Records contained in a dataset:
__________

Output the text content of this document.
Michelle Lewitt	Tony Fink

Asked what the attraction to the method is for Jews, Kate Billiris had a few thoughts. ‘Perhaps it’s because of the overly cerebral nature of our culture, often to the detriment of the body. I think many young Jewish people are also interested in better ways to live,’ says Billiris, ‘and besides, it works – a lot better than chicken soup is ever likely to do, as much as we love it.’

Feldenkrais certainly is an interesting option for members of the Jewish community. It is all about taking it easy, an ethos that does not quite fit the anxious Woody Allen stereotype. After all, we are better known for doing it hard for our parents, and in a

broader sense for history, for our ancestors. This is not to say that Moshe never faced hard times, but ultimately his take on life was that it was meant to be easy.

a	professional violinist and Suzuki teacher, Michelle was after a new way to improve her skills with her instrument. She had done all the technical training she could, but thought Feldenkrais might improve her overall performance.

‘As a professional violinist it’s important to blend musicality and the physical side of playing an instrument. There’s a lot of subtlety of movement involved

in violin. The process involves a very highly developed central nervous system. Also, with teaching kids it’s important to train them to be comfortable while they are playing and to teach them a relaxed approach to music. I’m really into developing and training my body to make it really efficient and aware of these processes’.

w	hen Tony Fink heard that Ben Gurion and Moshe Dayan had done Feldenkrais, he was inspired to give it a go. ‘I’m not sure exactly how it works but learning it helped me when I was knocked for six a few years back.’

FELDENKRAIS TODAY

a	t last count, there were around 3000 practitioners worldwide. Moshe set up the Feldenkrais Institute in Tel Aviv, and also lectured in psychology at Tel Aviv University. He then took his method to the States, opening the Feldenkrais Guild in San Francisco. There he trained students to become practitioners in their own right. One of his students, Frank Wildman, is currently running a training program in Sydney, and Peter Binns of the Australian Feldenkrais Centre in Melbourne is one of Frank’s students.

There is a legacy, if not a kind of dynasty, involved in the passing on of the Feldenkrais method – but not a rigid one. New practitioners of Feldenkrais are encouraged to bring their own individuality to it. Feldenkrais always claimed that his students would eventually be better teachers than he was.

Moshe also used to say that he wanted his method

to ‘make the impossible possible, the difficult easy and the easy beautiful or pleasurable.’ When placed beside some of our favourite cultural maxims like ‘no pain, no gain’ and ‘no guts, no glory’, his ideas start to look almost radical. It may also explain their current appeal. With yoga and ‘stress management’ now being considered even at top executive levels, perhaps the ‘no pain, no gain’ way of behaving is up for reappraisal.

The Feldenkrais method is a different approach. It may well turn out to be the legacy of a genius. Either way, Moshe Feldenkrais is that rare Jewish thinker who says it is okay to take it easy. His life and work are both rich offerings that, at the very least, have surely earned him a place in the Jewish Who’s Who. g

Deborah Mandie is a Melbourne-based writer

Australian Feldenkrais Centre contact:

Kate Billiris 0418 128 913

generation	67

__________

**Problem:**
Set down all of the records shown above once more, exactly.

**Written solution:**
Output the text content of this document.
Michelle Lewitt	Tony Fink

Asked what the attraction to the method is for Jews, Kate Billiris had a few thoughts. ‘Perhaps it’s because of the overly cerebral nature of our culture, often to the detriment of the body. I think many young Jewish people are also interested in better ways to live,’ says Billiris, ‘and besides, it works – a lot better than chicken soup is ever likely to do, as much as we love it.’

Feldenkrais certainly is an interesting option for members of the Jewish community. It is all about taking it easy, an ethos that does not quite fit the anxious Woody Allen stereotype. After all, we are better known for doing it hard for our parents, and in a

broader sense for history, for our ancestors. This is not to say that Moshe never faced hard times, but ultimately his take on life was that it was meant to be easy.

a	professional violinist and Suzuki teacher, Michelle was after a new way to improve her skills with her instrument. She had done all the technical training she could, but thought Feldenkrais might improve her overall performance.

‘As a professional violinist it’s important to blend musicality and the physical side of playing an instrument. There’s a lot of subtlety of movement involved

in violin. The process involves a very highly developed central nervous system. Also, with teaching kids it’s important to train them to be comfortable while they are playing and to teach them a relaxed approach to music. I’m really into developing and training my body to make it really efficient and aware of these processes’.

w	hen Tony Fink heard that Ben Gurion and Moshe Dayan had done Feldenkrais, he was inspired to give it a go. ‘I’m not sure exactly how it works but learning it helped me when I was knocked for six a few years back.’

FELDENKRAIS TODAY

a	t last count, there were around 3000 practitioners worldwide. Moshe set up the Feldenkrais Institute in Tel Aviv, and also lectured in psychology at Tel Aviv University. He then took his method to the States, opening the Feldenkrais Guild in San Francisco. There he trained students to become practitioners in their own right. One of his students, Frank Wildman, is currently running a training program in Sydney, and Peter Binns of the Australian Feldenkrais Centre in Melbourne is one of Frank’s students.

There is a legacy, if not a kind of dynasty, involved in the passing on of the Feldenkrais method – but not a rigid one. New practitioners of Feldenkrais are encouraged to bring their own individuality to it. Feldenkrais always claimed that his students would eventually be better teachers than he was.

Moshe also used to say that he wanted his method

to ‘make the impossible possible, the difficult easy and the easy beautiful or pleasurable.’ When placed beside some of our favourite cultural maxims like ‘no pain, no gain’ and ‘no guts, no glory’, his ideas start to look almost radical. It may also explain their current appeal. With yoga and ‘stress management’ now being considered even at top executive levels, perhaps the ‘no pain, no gain’ way of behaving is up for reappraisal.

The Feldenkrais method is a different approach. It may well turn out to be the legacy of a genius. Either way, Moshe Feldenkrais is that rare Jewish thinker who says it is okay to take it easy. His life and work are both rich offerings that, at the very least, have surely earned him a place in the Jewish Who’s Who. g

Deborah Mandie is a Melbourne-based writer

Australian Feldenkrais Centre contact:

Kate Billiris 0418 128 913

generation	67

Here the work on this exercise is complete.